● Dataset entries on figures
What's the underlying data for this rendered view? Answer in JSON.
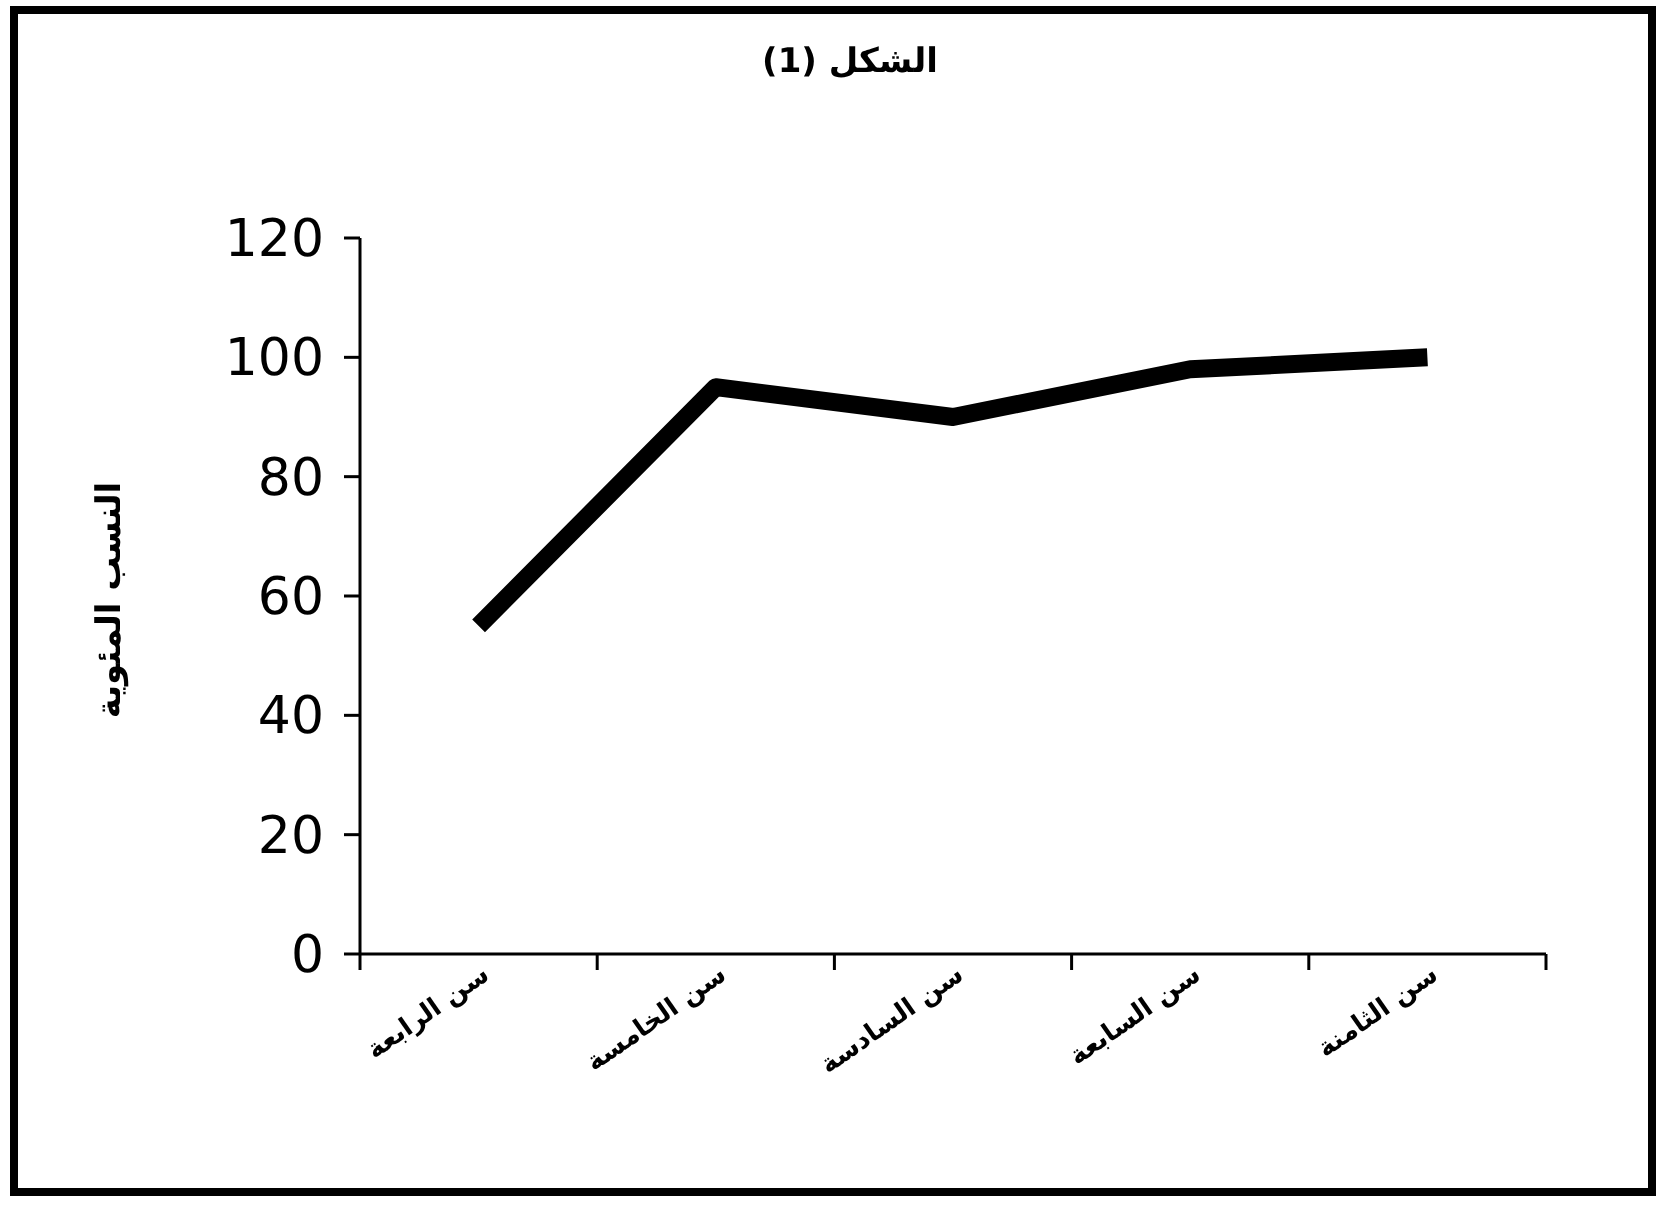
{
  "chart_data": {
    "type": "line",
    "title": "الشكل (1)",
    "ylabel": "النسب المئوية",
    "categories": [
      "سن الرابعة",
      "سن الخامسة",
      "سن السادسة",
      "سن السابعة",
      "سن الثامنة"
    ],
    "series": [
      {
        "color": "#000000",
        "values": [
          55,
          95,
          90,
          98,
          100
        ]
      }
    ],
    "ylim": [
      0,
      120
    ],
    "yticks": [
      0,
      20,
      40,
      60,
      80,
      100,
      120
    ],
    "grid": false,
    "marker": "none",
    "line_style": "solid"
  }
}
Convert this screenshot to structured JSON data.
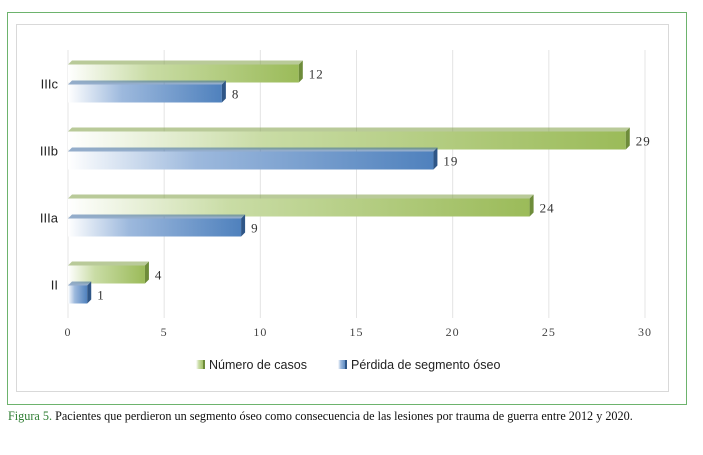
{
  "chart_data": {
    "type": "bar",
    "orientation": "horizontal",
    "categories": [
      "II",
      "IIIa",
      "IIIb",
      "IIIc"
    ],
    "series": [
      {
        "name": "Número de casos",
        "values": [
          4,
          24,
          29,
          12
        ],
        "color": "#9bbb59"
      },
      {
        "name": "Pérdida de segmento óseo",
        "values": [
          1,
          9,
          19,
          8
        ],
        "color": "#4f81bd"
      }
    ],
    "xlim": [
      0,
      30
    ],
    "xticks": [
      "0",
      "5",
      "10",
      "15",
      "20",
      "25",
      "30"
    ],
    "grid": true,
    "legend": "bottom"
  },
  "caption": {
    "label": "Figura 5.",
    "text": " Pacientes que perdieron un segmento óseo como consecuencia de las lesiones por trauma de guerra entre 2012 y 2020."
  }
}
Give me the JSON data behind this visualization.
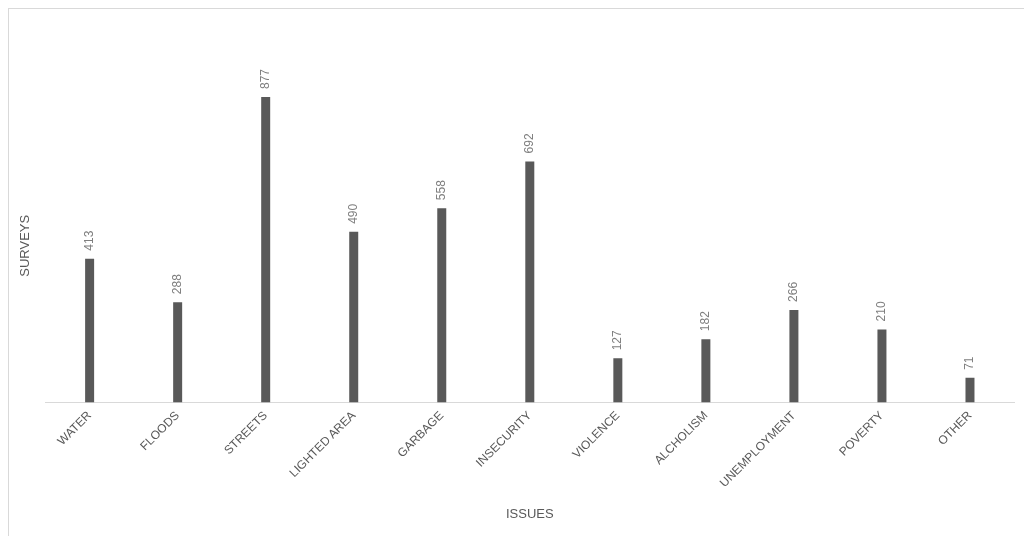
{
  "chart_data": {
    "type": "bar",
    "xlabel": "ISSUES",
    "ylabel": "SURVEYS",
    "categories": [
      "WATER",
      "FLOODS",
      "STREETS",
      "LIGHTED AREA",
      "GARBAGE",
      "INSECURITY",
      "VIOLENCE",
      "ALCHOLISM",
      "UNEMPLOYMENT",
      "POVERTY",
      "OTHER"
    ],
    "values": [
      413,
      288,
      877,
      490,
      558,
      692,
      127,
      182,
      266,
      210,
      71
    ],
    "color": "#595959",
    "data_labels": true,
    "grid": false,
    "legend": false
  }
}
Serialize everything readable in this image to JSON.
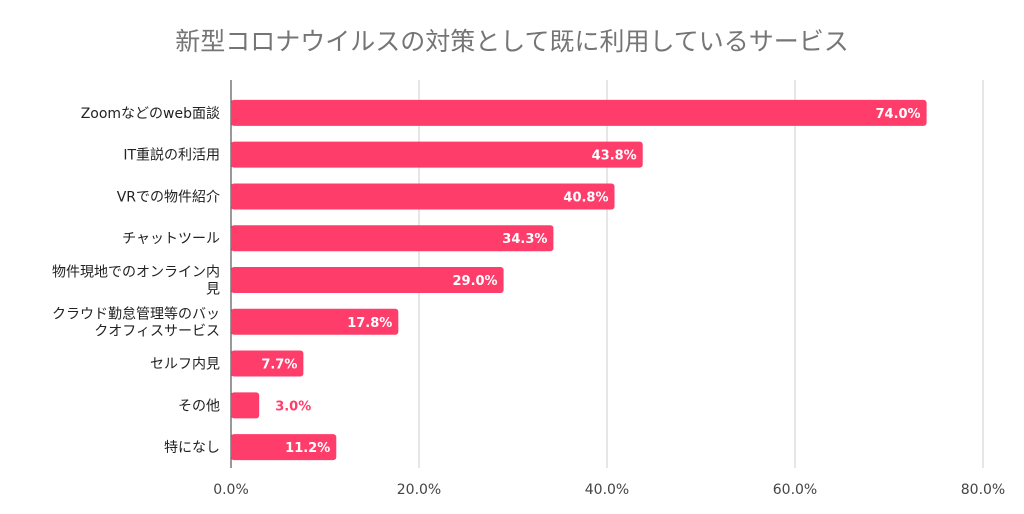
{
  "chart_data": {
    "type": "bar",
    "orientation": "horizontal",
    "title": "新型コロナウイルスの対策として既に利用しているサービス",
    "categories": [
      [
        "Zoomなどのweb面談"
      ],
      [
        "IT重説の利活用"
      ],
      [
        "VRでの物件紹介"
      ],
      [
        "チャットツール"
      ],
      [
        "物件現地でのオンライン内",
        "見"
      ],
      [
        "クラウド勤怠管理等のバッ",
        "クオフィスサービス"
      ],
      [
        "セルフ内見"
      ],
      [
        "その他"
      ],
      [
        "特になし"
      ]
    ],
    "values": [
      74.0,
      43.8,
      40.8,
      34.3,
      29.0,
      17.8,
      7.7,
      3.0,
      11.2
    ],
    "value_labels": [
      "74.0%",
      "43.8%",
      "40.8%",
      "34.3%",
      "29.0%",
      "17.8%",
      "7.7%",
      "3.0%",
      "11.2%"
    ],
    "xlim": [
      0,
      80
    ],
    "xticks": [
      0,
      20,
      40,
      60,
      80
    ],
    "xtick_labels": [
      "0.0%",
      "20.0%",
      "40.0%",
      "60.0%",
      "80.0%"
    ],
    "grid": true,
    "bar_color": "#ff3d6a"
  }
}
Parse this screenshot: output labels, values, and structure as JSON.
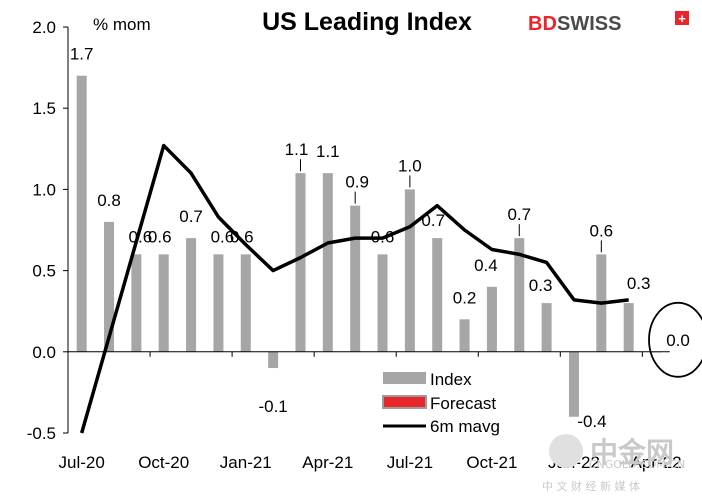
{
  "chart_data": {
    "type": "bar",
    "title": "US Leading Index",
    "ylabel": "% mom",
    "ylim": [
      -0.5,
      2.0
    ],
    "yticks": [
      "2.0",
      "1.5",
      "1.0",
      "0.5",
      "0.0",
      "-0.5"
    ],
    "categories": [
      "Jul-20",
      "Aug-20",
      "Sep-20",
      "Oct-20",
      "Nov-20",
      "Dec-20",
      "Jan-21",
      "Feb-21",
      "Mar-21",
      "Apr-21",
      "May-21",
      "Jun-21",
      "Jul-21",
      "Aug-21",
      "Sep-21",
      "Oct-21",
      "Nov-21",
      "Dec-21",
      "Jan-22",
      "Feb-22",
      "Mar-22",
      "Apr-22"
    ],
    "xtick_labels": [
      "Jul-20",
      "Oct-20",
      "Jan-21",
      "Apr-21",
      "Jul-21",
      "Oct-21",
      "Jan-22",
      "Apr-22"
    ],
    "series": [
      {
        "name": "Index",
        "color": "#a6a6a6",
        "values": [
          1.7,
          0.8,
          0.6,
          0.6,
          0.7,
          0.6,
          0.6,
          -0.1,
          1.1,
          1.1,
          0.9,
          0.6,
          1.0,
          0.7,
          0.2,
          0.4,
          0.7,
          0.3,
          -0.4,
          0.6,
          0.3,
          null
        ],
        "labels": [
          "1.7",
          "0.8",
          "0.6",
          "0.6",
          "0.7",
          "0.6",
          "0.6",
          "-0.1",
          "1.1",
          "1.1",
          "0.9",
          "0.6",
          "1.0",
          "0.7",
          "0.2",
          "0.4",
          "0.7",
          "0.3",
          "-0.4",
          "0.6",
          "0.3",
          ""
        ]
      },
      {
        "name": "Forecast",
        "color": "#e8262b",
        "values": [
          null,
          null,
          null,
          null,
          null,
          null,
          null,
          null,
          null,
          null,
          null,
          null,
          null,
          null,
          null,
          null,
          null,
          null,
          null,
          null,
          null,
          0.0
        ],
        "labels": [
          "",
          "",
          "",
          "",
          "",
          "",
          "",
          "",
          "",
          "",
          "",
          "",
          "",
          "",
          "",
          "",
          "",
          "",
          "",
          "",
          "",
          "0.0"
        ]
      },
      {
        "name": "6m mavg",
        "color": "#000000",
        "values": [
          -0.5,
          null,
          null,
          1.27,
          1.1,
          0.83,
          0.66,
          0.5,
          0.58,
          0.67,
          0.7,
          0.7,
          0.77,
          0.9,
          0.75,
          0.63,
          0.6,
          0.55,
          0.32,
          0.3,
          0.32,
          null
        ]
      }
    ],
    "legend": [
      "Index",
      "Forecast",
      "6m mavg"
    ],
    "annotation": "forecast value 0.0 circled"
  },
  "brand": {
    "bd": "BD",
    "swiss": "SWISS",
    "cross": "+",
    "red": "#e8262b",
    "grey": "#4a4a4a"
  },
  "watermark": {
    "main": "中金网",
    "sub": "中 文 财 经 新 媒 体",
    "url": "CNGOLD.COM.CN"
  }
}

● What you are asked to do
Reproduce the listing exactly. Leave its pictures out.

● The solution
What's the underlying data for this rendered view? Answer in JSON.
{
  "chart_data": {
    "type": "line",
    "title": "الشكل (1)",
    "ylabel": "النسب المئوية",
    "categories": [
      "سن الرابعة",
      "سن الخامسة",
      "سن السادسة",
      "سن السابعة",
      "سن الثامنة"
    ],
    "series": [
      {
        "color": "#000000",
        "values": [
          55,
          95,
          90,
          98,
          100
        ]
      }
    ],
    "ylim": [
      0,
      120
    ],
    "yticks": [
      0,
      20,
      40,
      60,
      80,
      100,
      120
    ],
    "grid": false,
    "marker": "none",
    "line_style": "solid"
  }
}
Convert this screenshot to structured JSON data.
{
  "chart_data": {
    "type": "bar",
    "orientation": "horizontal",
    "categories": [
      "II",
      "IIIa",
      "IIIb",
      "IIIc"
    ],
    "series": [
      {
        "name": "Número de casos",
        "values": [
          4,
          24,
          29,
          12
        ],
        "color": "#9bbb59"
      },
      {
        "name": "Pérdida de segmento óseo",
        "values": [
          1,
          9,
          19,
          8
        ],
        "color": "#4f81bd"
      }
    ],
    "xlim": [
      0,
      30
    ],
    "xticks": [
      "0",
      "5",
      "10",
      "15",
      "20",
      "25",
      "30"
    ],
    "grid": true,
    "legend": "bottom"
  },
  "caption": {
    "label": "Figura 5.",
    "text": " Pacientes que perdieron un segmento óseo como consecuencia de las lesiones por trauma de guerra entre 2012 y 2020."
  }
}
Give me the JSON data behind this visualization.
{
  "chart_data": {
    "type": "bar",
    "xlabel": "ISSUES",
    "ylabel": "SURVEYS",
    "categories": [
      "WATER",
      "FLOODS",
      "STREETS",
      "LIGHTED AREA",
      "GARBAGE",
      "INSECURITY",
      "VIOLENCE",
      "ALCHOLISM",
      "UNEMPLOYMENT",
      "POVERTY",
      "OTHER"
    ],
    "values": [
      413,
      288,
      877,
      490,
      558,
      692,
      127,
      182,
      266,
      210,
      71
    ],
    "color": "#595959",
    "data_labels": true,
    "grid": false,
    "legend": false
  }
}
Serialize everything readable in this image to JSON.
{
  "chart_data": {
    "type": "bar",
    "orientation": "horizontal",
    "title": "新型コロナウイルスの対策として既に利用しているサービス",
    "categories": [
      [
        "Zoomなどのweb面談"
      ],
      [
        "IT重説の利活用"
      ],
      [
        "VRでの物件紹介"
      ],
      [
        "チャットツール"
      ],
      [
        "物件現地でのオンライン内",
        "見"
      ],
      [
        "クラウド勤怠管理等のバッ",
        "クオフィスサービス"
      ],
      [
        "セルフ内見"
      ],
      [
        "その他"
      ],
      [
        "特になし"
      ]
    ],
    "values": [
      74.0,
      43.8,
      40.8,
      34.3,
      29.0,
      17.8,
      7.7,
      3.0,
      11.2
    ],
    "value_labels": [
      "74.0%",
      "43.8%",
      "40.8%",
      "34.3%",
      "29.0%",
      "17.8%",
      "7.7%",
      "3.0%",
      "11.2%"
    ],
    "xlim": [
      0,
      80
    ],
    "xticks": [
      0,
      20,
      40,
      60,
      80
    ],
    "xtick_labels": [
      "0.0%",
      "20.0%",
      "40.0%",
      "60.0%",
      "80.0%"
    ],
    "grid": true,
    "bar_color": "#ff3d6a"
  }
}
Parse this screenshot: output labels, values, and structure as JSON.
{
  "chart_data": {
    "type": "bar",
    "title": "US Leading Index",
    "ylabel": "% mom",
    "ylim": [
      -0.5,
      2.0
    ],
    "yticks": [
      "2.0",
      "1.5",
      "1.0",
      "0.5",
      "0.0",
      "-0.5"
    ],
    "categories": [
      "Jul-20",
      "Aug-20",
      "Sep-20",
      "Oct-20",
      "Nov-20",
      "Dec-20",
      "Jan-21",
      "Feb-21",
      "Mar-21",
      "Apr-21",
      "May-21",
      "Jun-21",
      "Jul-21",
      "Aug-21",
      "Sep-21",
      "Oct-21",
      "Nov-21",
      "Dec-21",
      "Jan-22",
      "Feb-22",
      "Mar-22",
      "Apr-22"
    ],
    "xtick_labels": [
      "Jul-20",
      "Oct-20",
      "Jan-21",
      "Apr-21",
      "Jul-21",
      "Oct-21",
      "Jan-22",
      "Apr-22"
    ],
    "series": [
      {
        "name": "Index",
        "color": "#a6a6a6",
        "values": [
          1.7,
          0.8,
          0.6,
          0.6,
          0.7,
          0.6,
          0.6,
          -0.1,
          1.1,
          1.1,
          0.9,
          0.6,
          1.0,
          0.7,
          0.2,
          0.4,
          0.7,
          0.3,
          -0.4,
          0.6,
          0.3,
          null
        ],
        "labels": [
          "1.7",
          "0.8",
          "0.6",
          "0.6",
          "0.7",
          "0.6",
          "0.6",
          "-0.1",
          "1.1",
          "1.1",
          "0.9",
          "0.6",
          "1.0",
          "0.7",
          "0.2",
          "0.4",
          "0.7",
          "0.3",
          "-0.4",
          "0.6",
          "0.3",
          ""
        ]
      },
      {
        "name": "Forecast",
        "color": "#e8262b",
        "values": [
          null,
          null,
          null,
          null,
          null,
          null,
          null,
          null,
          null,
          null,
          null,
          null,
          null,
          null,
          null,
          null,
          null,
          null,
          null,
          null,
          null,
          0.0
        ],
        "labels": [
          "",
          "",
          "",
          "",
          "",
          "",
          "",
          "",
          "",
          "",
          "",
          "",
          "",
          "",
          "",
          "",
          "",
          "",
          "",
          "",
          "",
          "0.0"
        ]
      },
      {
        "name": "6m mavg",
        "color": "#000000",
        "values": [
          -0.5,
          null,
          null,
          1.27,
          1.1,
          0.83,
          0.66,
          0.5,
          0.58,
          0.67,
          0.7,
          0.7,
          0.77,
          0.9,
          0.75,
          0.63,
          0.6,
          0.55,
          0.32,
          0.3,
          0.32,
          null
        ]
      }
    ],
    "legend": [
      "Index",
      "Forecast",
      "6m mavg"
    ],
    "annotation": "forecast value 0.0 circled"
  },
  "brand": {
    "bd": "BD",
    "swiss": "SWISS",
    "cross": "+",
    "red": "#e8262b",
    "grey": "#4a4a4a"
  },
  "watermark": {
    "main": "中金网",
    "sub": "中 文 财 经 新 媒 体",
    "url": "CNGOLD.COM.CN"
  }
}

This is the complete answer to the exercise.